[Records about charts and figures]
-----
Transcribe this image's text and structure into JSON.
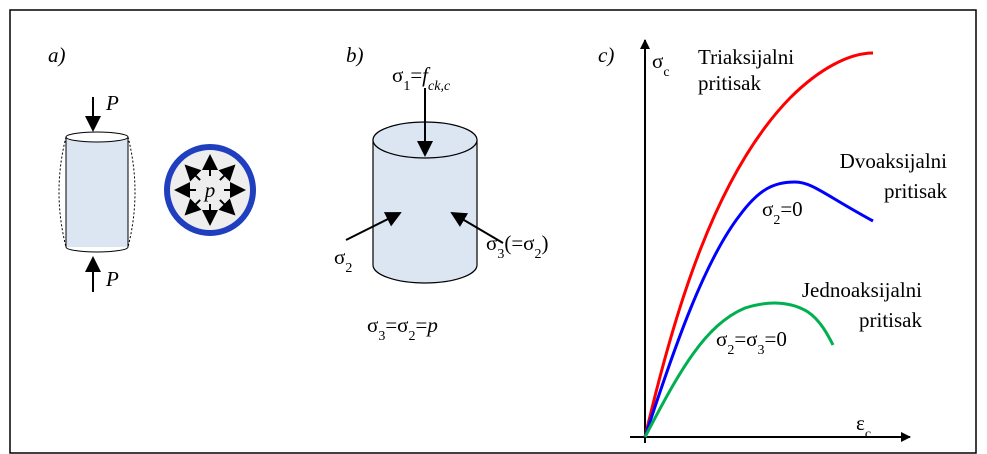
{
  "panel_a": {
    "label": "a)",
    "force_top": "P",
    "force_bottom": "P",
    "pressure": "p"
  },
  "panel_b": {
    "label": "b)",
    "sigma1": [
      "σ",
      "1",
      "=",
      "f",
      "ck,c"
    ],
    "sigma2": [
      "σ",
      "2"
    ],
    "sigma3": [
      "σ",
      "3",
      "(=σ",
      "2",
      ")"
    ],
    "caption": [
      "σ",
      "3",
      "=σ",
      "2",
      "=",
      "p"
    ]
  },
  "panel_c": {
    "label": "c)",
    "y_axis": [
      "σ",
      "c"
    ],
    "x_axis": [
      "ε",
      "c"
    ],
    "curves": [
      {
        "name": [
          "Triaksijalni",
          "pritisak"
        ],
        "color": "#ff0000"
      },
      {
        "name": [
          "Dvoaksijalni",
          "pritisak"
        ],
        "condition": [
          "σ",
          "2",
          "=0"
        ],
        "color": "#0000ff"
      },
      {
        "name": [
          "Jednoaksijalni",
          "pritisak"
        ],
        "condition": [
          "σ",
          "2",
          "=σ",
          "3",
          "=0"
        ],
        "color": "#00b050"
      }
    ]
  }
}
-----
Pick out every line of the listing containing the word "color", and show those lines.

▸ WRITTEN ANSWER
        "color": "#ff0000"
        "color": "#0000ff"
        "color": "#00b050"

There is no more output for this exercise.